### Task statement
Quote the records below in full, exactly as given, with the images taken out.

### Data for this exercise

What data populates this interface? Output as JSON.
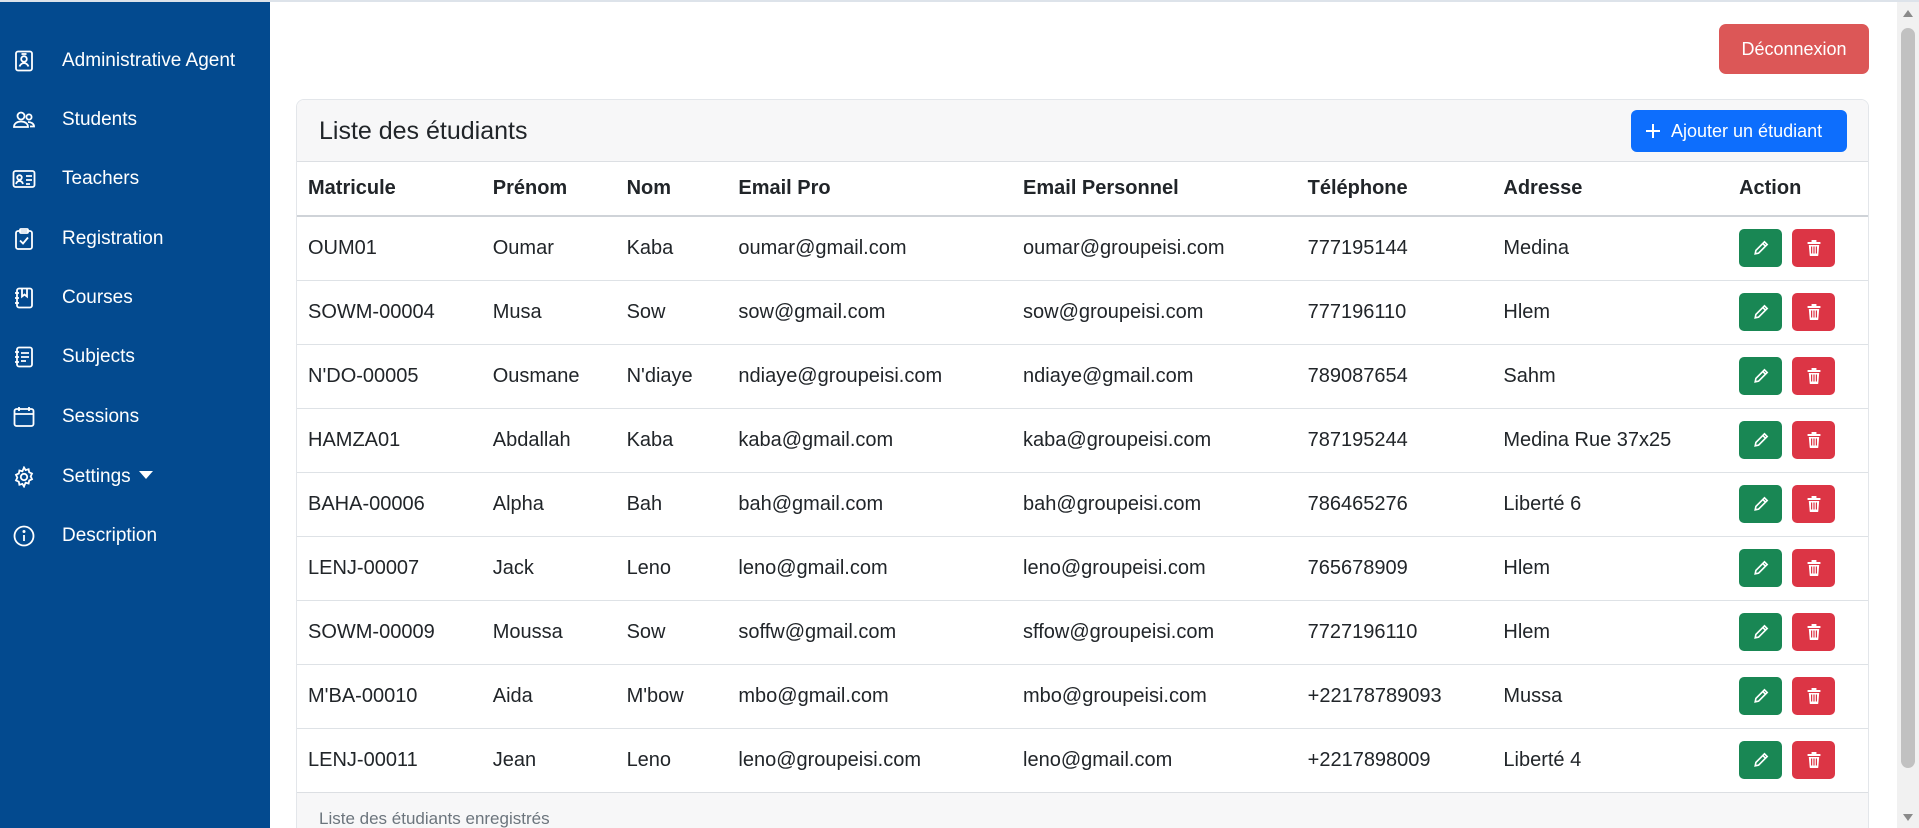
{
  "sidebar": {
    "items": [
      {
        "label": "Administrative Agent",
        "icon": "badge-icon"
      },
      {
        "label": "Students",
        "icon": "people-icon"
      },
      {
        "label": "Teachers",
        "icon": "id-card-icon"
      },
      {
        "label": "Registration",
        "icon": "clipboard-check-icon"
      },
      {
        "label": "Courses",
        "icon": "journal-bookmark-icon"
      },
      {
        "label": "Subjects",
        "icon": "journal-text-icon"
      },
      {
        "label": "Sessions",
        "icon": "calendar-icon"
      },
      {
        "label": "Settings",
        "icon": "gear-icon"
      },
      {
        "label": "Description",
        "icon": "info-circle-icon"
      }
    ]
  },
  "header": {
    "logout_label": "Déconnexion"
  },
  "card": {
    "title": "Liste des étudiants",
    "add_label": "Ajouter un étudiant",
    "footer": "Liste des étudiants enregistrés"
  },
  "table": {
    "columns": [
      "Matricule",
      "Prénom",
      "Nom",
      "Email Pro",
      "Email Personnel",
      "Téléphone",
      "Adresse",
      "Action"
    ],
    "rows": [
      [
        "OUM01",
        "Oumar",
        "Kaba",
        "oumar@gmail.com",
        "oumar@groupeisi.com",
        "777195144",
        "Medina"
      ],
      [
        "SOWM-00004",
        "Musa",
        "Sow",
        "sow@gmail.com",
        "sow@groupeisi.com",
        "777196110",
        "Hlem"
      ],
      [
        "N'DO-00005",
        "Ousmane",
        "N'diaye",
        "ndiaye@groupeisi.com",
        "ndiaye@gmail.com",
        "789087654",
        "Sahm"
      ],
      [
        "HAMZA01",
        "Abdallah",
        "Kaba",
        "kaba@gmail.com",
        "kaba@groupeisi.com",
        "787195244",
        "Medina Rue 37x25"
      ],
      [
        "BAHA-00006",
        "Alpha",
        "Bah",
        "bah@gmail.com",
        "bah@groupeisi.com",
        "786465276",
        "Liberté 6"
      ],
      [
        "LENJ-00007",
        "Jack",
        "Leno",
        "leno@gmail.com",
        "leno@groupeisi.com",
        "765678909",
        "Hlem"
      ],
      [
        "SOWM-00009",
        "Moussa",
        "Sow",
        "soffw@gmail.com",
        "sffow@groupeisi.com",
        "7727196110",
        "Hlem"
      ],
      [
        "M'BA-00010",
        "Aida",
        "M'bow",
        "mbo@gmail.com",
        "mbo@groupeisi.com",
        "+22178789093",
        "Mussa"
      ],
      [
        "LENJ-00011",
        "Jean",
        "Leno",
        "leno@groupeisi.com",
        "leno@gmail.com",
        "+2217898009",
        "Liberté 4"
      ]
    ]
  },
  "colors": {
    "sidebar": "#034a8f",
    "logout": "#dc5757",
    "primary": "#0d6efd",
    "edit": "#198754",
    "delete": "#dc3545"
  }
}
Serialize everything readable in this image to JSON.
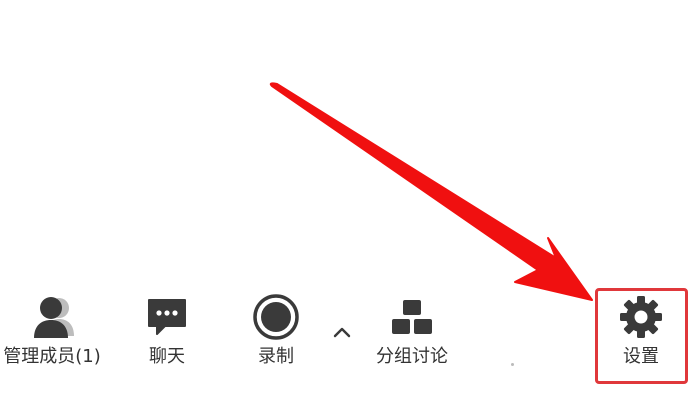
{
  "toolbar": {
    "items": [
      {
        "id": "members",
        "label": "管理成员(1)",
        "icon": "members-icon"
      },
      {
        "id": "chat",
        "label": "聊天",
        "icon": "chat-icon"
      },
      {
        "id": "record",
        "label": "录制",
        "icon": "record-icon"
      },
      {
        "id": "groups",
        "label": "分组讨论",
        "icon": "breakout-rooms-icon"
      },
      {
        "id": "settings",
        "label": "设置",
        "icon": "gear-icon"
      }
    ],
    "more_icon": "chevron-up-icon"
  },
  "colors": {
    "icon": "#3a3a3a",
    "label": "#333333",
    "annotation": "#e0383b",
    "arrow": "#f01010"
  }
}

### Expected answer
What data populates this interface? Output as JSON.
{
  "sidebar": {
    "items": [
      {
        "label": "Administrative Agent",
        "icon": "badge-icon"
      },
      {
        "label": "Students",
        "icon": "people-icon"
      },
      {
        "label": "Teachers",
        "icon": "id-card-icon"
      },
      {
        "label": "Registration",
        "icon": "clipboard-check-icon"
      },
      {
        "label": "Courses",
        "icon": "journal-bookmark-icon"
      },
      {
        "label": "Subjects",
        "icon": "journal-text-icon"
      },
      {
        "label": "Sessions",
        "icon": "calendar-icon"
      },
      {
        "label": "Settings",
        "icon": "gear-icon"
      },
      {
        "label": "Description",
        "icon": "info-circle-icon"
      }
    ]
  },
  "header": {
    "logout_label": "Déconnexion"
  },
  "card": {
    "title": "Liste des étudiants",
    "add_label": "Ajouter un étudiant",
    "footer": "Liste des étudiants enregistrés"
  },
  "table": {
    "columns": [
      "Matricule",
      "Prénom",
      "Nom",
      "Email Pro",
      "Email Personnel",
      "Téléphone",
      "Adresse",
      "Action"
    ],
    "rows": [
      [
        "OUM01",
        "Oumar",
        "Kaba",
        "oumar@gmail.com",
        "oumar@groupeisi.com",
        "777195144",
        "Medina"
      ],
      [
        "SOWM-00004",
        "Musa",
        "Sow",
        "sow@gmail.com",
        "sow@groupeisi.com",
        "777196110",
        "Hlem"
      ],
      [
        "N'DO-00005",
        "Ousmane",
        "N'diaye",
        "ndiaye@groupeisi.com",
        "ndiaye@gmail.com",
        "789087654",
        "Sahm"
      ],
      [
        "HAMZA01",
        "Abdallah",
        "Kaba",
        "kaba@gmail.com",
        "kaba@groupeisi.com",
        "787195244",
        "Medina Rue 37x25"
      ],
      [
        "BAHA-00006",
        "Alpha",
        "Bah",
        "bah@gmail.com",
        "bah@groupeisi.com",
        "786465276",
        "Liberté 6"
      ],
      [
        "LENJ-00007",
        "Jack",
        "Leno",
        "leno@gmail.com",
        "leno@groupeisi.com",
        "765678909",
        "Hlem"
      ],
      [
        "SOWM-00009",
        "Moussa",
        "Sow",
        "soffw@gmail.com",
        "sffow@groupeisi.com",
        "7727196110",
        "Hlem"
      ],
      [
        "M'BA-00010",
        "Aida",
        "M'bow",
        "mbo@gmail.com",
        "mbo@groupeisi.com",
        "+22178789093",
        "Mussa"
      ],
      [
        "LENJ-00011",
        "Jean",
        "Leno",
        "leno@groupeisi.com",
        "leno@gmail.com",
        "+2217898009",
        "Liberté 4"
      ]
    ]
  },
  "colors": {
    "sidebar": "#034a8f",
    "logout": "#dc5757",
    "primary": "#0d6efd",
    "edit": "#198754",
    "delete": "#dc3545"
  }
}
Serialize everything readable in this image to JSON.
{
  "toolbar": {
    "items": [
      {
        "id": "members",
        "label": "管理成员(1)",
        "icon": "members-icon"
      },
      {
        "id": "chat",
        "label": "聊天",
        "icon": "chat-icon"
      },
      {
        "id": "record",
        "label": "录制",
        "icon": "record-icon"
      },
      {
        "id": "groups",
        "label": "分组讨论",
        "icon": "breakout-rooms-icon"
      },
      {
        "id": "settings",
        "label": "设置",
        "icon": "gear-icon"
      }
    ],
    "more_icon": "chevron-up-icon"
  },
  "colors": {
    "icon": "#3a3a3a",
    "label": "#333333",
    "annotation": "#e0383b",
    "arrow": "#f01010"
  }
}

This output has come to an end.